**Exercise brief**
Only lines holding the string "Windows" are wanted; copy each one from the material.
** Begin Records to use **
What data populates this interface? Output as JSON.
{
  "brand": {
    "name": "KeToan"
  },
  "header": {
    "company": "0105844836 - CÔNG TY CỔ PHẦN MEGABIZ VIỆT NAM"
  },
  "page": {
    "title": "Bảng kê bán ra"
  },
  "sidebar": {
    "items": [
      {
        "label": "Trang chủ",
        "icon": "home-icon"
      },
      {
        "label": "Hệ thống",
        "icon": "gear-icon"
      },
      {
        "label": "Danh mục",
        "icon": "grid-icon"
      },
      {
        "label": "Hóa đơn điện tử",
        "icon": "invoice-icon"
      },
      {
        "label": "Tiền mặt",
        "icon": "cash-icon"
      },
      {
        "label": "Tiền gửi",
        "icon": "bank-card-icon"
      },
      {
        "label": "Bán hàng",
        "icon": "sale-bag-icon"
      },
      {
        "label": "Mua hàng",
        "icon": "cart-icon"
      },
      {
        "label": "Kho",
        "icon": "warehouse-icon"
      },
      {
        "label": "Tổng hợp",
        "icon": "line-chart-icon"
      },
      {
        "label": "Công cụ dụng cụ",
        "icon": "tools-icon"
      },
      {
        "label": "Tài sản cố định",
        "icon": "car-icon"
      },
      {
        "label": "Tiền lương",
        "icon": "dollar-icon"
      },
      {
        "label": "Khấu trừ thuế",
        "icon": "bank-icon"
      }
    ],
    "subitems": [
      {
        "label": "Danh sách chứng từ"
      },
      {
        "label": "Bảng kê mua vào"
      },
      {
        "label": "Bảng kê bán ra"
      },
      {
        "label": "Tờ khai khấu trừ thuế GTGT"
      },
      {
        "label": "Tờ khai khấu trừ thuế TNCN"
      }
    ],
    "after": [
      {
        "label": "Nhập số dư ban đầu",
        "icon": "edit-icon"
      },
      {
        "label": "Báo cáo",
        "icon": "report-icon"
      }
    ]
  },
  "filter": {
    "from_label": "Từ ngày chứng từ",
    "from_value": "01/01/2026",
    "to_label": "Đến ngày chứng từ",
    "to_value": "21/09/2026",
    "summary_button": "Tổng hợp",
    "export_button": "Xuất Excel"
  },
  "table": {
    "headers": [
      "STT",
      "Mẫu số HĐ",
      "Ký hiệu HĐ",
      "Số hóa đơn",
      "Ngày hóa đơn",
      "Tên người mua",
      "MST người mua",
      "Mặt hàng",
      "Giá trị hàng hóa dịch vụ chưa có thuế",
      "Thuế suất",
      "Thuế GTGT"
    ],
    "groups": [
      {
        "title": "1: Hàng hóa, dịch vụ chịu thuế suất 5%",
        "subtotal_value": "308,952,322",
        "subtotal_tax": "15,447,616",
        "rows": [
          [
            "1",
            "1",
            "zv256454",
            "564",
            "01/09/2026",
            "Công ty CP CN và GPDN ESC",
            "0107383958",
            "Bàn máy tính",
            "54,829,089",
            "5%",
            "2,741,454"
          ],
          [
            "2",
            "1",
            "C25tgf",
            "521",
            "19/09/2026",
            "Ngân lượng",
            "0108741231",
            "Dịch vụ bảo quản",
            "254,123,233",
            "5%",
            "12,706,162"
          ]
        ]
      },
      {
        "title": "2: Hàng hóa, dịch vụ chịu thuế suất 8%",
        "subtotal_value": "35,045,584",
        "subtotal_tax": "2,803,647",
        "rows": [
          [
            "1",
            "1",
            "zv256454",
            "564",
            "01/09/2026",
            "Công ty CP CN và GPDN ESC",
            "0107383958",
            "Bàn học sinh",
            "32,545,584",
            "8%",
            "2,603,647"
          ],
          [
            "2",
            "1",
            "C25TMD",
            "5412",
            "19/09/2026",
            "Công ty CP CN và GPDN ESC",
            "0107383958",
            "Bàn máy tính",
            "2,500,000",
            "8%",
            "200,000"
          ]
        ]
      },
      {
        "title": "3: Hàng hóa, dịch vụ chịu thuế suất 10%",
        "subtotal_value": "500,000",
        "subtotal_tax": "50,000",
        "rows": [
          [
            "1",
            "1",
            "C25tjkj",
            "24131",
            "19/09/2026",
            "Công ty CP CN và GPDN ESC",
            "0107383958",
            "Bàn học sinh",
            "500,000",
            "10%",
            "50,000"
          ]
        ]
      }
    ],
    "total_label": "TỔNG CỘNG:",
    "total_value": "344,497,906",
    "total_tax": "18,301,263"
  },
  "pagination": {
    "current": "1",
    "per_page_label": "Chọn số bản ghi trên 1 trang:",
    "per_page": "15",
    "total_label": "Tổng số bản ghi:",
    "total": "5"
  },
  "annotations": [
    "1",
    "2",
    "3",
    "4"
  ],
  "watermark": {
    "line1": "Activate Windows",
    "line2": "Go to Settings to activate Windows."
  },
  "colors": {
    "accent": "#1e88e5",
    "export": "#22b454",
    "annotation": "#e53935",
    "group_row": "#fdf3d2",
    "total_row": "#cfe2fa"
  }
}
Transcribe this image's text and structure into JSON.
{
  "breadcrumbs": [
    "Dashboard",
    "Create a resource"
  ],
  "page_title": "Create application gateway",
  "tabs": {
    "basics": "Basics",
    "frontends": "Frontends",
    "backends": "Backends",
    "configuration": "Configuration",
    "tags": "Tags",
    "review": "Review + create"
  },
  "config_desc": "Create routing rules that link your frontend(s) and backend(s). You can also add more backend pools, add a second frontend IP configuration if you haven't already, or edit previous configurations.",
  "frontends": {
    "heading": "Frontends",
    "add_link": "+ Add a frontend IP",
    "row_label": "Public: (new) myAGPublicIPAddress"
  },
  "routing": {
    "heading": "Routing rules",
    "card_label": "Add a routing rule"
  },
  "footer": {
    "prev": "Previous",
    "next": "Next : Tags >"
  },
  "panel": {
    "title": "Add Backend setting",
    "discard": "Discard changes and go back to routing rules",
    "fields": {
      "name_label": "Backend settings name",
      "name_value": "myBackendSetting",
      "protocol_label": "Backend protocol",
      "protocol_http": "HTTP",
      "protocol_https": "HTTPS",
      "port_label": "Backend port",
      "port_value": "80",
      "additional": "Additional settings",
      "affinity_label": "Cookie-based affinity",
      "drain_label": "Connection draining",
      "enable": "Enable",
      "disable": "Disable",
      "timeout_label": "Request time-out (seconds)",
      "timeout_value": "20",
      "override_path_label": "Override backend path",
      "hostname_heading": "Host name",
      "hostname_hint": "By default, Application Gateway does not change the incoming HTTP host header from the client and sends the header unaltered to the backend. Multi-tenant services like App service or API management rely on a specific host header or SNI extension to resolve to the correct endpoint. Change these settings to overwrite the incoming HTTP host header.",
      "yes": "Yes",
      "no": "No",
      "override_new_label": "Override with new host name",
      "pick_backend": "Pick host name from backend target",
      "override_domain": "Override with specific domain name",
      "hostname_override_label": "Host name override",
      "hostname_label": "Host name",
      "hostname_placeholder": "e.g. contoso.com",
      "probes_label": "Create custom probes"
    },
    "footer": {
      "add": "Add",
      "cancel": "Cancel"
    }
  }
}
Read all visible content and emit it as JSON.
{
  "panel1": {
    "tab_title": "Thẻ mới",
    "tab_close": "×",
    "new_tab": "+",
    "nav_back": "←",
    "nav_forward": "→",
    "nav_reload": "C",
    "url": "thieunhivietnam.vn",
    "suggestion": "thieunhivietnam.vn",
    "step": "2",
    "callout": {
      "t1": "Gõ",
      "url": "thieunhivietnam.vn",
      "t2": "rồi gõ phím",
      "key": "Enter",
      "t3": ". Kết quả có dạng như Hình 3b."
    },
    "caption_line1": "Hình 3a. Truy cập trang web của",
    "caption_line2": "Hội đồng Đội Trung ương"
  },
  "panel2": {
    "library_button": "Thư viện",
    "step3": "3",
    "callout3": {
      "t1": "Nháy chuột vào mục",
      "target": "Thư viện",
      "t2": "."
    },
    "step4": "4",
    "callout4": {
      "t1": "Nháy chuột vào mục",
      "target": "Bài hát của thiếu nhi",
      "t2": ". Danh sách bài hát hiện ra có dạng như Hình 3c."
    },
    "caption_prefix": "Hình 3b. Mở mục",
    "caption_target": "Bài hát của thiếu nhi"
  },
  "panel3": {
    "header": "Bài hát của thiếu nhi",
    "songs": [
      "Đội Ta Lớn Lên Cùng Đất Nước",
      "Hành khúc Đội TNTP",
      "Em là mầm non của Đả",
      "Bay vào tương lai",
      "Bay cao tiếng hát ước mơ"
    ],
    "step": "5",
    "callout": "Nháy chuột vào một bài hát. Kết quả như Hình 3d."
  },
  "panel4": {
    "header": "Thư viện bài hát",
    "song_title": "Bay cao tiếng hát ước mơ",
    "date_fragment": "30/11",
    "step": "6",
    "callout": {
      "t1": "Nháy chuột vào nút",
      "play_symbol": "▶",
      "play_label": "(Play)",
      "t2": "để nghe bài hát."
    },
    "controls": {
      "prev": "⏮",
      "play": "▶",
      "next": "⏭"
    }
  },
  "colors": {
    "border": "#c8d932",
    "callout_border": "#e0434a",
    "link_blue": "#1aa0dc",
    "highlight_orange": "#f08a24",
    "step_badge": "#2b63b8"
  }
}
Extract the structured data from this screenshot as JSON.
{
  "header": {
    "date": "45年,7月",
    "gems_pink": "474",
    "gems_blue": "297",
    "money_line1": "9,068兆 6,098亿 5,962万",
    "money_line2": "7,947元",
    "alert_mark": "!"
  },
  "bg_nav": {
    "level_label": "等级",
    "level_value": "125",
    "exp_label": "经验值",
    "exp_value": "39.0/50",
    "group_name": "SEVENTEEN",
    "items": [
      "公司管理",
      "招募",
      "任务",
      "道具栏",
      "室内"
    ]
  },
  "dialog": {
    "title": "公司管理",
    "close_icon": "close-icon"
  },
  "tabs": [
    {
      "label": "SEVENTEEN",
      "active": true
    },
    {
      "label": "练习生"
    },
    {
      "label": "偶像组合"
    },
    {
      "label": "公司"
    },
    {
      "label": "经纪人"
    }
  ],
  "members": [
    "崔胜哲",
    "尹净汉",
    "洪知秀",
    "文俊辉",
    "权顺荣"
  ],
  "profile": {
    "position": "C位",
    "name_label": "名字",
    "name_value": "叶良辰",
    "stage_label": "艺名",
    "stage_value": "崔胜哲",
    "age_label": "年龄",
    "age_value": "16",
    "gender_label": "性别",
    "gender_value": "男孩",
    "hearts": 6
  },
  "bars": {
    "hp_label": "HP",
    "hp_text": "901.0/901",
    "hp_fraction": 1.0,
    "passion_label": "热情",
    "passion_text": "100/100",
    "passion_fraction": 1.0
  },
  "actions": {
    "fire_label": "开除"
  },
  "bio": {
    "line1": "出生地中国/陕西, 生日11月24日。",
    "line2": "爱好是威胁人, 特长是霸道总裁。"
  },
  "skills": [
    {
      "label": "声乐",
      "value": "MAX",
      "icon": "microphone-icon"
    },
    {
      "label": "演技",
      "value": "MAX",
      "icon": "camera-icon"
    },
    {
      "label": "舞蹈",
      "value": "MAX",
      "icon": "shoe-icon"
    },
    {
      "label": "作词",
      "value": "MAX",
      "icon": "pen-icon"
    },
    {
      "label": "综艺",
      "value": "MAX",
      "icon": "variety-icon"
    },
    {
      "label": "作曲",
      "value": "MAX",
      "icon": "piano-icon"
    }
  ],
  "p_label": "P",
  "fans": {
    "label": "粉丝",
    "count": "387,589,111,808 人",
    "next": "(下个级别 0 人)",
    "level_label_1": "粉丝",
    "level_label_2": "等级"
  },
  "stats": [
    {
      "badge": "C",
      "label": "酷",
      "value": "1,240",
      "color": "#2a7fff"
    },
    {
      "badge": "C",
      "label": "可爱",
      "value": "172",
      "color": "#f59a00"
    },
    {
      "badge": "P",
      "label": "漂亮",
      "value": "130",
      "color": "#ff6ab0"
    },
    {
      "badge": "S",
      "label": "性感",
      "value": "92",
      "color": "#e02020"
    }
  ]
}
** End Records to use **
**Final result**
    "line1": "Activate Windows",
    "line2": "Go to Settings to activate Windows."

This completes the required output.